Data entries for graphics
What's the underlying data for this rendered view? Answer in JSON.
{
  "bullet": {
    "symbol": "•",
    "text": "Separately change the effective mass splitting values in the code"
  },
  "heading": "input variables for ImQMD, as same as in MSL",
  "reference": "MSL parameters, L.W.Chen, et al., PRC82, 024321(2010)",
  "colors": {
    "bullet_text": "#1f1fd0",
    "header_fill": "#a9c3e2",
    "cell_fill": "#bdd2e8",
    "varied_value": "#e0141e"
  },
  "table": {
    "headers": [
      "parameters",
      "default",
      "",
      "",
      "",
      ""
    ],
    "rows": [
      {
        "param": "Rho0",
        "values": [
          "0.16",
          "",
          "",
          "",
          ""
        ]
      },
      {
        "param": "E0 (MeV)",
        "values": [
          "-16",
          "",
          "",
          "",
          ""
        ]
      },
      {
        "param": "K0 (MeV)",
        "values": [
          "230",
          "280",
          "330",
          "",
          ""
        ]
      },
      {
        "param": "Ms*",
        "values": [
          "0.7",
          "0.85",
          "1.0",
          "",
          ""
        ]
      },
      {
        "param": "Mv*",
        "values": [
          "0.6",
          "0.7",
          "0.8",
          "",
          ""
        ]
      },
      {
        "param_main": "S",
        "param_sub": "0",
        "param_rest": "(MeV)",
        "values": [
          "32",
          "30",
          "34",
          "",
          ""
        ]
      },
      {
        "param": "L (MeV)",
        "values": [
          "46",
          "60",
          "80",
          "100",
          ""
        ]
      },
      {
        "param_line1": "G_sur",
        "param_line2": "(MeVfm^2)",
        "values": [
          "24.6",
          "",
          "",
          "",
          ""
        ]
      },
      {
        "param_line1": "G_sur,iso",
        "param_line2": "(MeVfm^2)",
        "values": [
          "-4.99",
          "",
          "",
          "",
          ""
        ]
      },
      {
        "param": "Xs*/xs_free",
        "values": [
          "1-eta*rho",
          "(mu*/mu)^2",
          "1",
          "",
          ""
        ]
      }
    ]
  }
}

What the exercise asks
Please output the complete data exactly.

Response for this exercise
What's the underlying data for this rendered view? Answer in JSON.
{
  "bullet": {
    "symbol": "•",
    "text": "Separately change the effective mass splitting values in the code"
  },
  "heading": "input variables for ImQMD, as same as in MSL",
  "reference": "MSL parameters, L.W.Chen, et al., PRC82, 024321(2010)",
  "colors": {
    "bullet_text": "#1f1fd0",
    "header_fill": "#a9c3e2",
    "cell_fill": "#bdd2e8",
    "varied_value": "#e0141e"
  },
  "table": {
    "headers": [
      "parameters",
      "default",
      "",
      "",
      "",
      ""
    ],
    "rows": [
      {
        "param": "Rho0",
        "values": [
          "0.16",
          "",
          "",
          "",
          ""
        ]
      },
      {
        "param": "E0 (MeV)",
        "values": [
          "-16",
          "",
          "",
          "",
          ""
        ]
      },
      {
        "param": "K0 (MeV)",
        "values": [
          "230",
          "280",
          "330",
          "",
          ""
        ]
      },
      {
        "param": "Ms*",
        "values": [
          "0.7",
          "0.85",
          "1.0",
          "",
          ""
        ]
      },
      {
        "param": "Mv*",
        "values": [
          "0.6",
          "0.7",
          "0.8",
          "",
          ""
        ]
      },
      {
        "param_main": "S",
        "param_sub": "0",
        "param_rest": "(MeV)",
        "values": [
          "32",
          "30",
          "34",
          "",
          ""
        ]
      },
      {
        "param": "L (MeV)",
        "values": [
          "46",
          "60",
          "80",
          "100",
          ""
        ]
      },
      {
        "param_line1": "G_sur",
        "param_line2": "(MeVfm^2)",
        "values": [
          "24.6",
          "",
          "",
          "",
          ""
        ]
      },
      {
        "param_line1": "G_sur,iso",
        "param_line2": "(MeVfm^2)",
        "values": [
          "-4.99",
          "",
          "",
          "",
          ""
        ]
      },
      {
        "param": "Xs*/xs_free",
        "values": [
          "1-eta*rho",
          "(mu*/mu)^2",
          "1",
          "",
          ""
        ]
      }
    ]
  }
}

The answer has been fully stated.